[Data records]
-- begin --

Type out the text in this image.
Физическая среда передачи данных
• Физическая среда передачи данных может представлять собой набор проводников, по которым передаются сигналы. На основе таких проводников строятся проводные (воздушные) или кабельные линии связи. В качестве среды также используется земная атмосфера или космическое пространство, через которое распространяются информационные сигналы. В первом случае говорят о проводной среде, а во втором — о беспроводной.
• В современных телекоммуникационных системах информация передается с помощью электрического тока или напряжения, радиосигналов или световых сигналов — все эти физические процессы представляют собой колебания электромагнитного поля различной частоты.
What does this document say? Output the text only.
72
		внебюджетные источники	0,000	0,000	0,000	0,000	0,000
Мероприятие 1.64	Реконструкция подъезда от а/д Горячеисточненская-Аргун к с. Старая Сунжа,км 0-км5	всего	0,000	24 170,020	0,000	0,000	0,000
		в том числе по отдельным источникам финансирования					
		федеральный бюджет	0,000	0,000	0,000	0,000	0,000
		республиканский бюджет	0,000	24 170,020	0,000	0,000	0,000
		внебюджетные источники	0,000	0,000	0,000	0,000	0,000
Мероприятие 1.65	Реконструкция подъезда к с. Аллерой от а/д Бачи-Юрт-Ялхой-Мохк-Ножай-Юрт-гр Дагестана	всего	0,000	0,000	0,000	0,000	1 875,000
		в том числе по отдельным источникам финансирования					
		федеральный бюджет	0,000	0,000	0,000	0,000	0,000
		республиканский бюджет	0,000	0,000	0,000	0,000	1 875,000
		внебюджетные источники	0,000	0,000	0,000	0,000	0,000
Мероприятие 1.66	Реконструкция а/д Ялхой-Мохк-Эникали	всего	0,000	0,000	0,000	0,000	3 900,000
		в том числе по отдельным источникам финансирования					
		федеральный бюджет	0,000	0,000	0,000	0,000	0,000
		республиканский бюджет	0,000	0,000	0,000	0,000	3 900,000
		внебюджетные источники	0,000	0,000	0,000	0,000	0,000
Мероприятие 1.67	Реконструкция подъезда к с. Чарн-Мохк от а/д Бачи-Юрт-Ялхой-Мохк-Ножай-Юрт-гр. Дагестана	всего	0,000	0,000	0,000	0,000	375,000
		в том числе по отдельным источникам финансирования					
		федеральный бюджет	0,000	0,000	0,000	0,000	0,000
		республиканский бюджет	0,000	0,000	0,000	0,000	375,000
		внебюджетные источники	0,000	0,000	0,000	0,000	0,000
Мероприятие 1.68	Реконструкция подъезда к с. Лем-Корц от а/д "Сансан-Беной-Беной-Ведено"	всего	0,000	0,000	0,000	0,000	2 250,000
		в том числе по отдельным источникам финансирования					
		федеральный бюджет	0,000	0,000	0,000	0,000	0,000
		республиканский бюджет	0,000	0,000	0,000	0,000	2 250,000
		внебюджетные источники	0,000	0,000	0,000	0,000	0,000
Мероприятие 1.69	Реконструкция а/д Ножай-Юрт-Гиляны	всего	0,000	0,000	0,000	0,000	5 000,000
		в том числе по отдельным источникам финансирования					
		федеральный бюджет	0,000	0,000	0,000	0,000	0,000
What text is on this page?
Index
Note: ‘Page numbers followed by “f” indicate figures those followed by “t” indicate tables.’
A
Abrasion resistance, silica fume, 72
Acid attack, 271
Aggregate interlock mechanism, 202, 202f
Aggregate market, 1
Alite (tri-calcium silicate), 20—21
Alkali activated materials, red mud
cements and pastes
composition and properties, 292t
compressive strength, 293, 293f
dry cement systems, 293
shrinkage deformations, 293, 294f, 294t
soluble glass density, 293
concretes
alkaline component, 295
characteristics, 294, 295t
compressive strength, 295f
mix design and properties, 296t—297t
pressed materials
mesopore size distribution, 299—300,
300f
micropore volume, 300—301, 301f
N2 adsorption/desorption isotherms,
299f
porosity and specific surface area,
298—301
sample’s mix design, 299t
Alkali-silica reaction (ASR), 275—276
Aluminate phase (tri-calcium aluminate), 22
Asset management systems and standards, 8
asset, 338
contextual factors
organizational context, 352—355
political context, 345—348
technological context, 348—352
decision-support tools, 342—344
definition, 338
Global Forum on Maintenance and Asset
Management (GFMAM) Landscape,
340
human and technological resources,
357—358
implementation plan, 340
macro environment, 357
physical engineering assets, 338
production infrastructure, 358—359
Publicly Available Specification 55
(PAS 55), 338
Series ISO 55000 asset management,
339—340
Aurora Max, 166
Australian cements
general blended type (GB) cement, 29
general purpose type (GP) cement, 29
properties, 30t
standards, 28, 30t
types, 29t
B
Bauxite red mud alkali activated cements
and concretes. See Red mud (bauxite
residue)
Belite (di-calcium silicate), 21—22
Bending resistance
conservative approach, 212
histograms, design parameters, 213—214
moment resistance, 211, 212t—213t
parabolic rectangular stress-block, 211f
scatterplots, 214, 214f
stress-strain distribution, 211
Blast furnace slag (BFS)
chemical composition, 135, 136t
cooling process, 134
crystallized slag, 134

-- end --

INSTRUCTIONS TO FOLLOW: Within the records, how many lines include "composition"? The answer is the number and nothing else.

PROBLEM SOLUTION: 2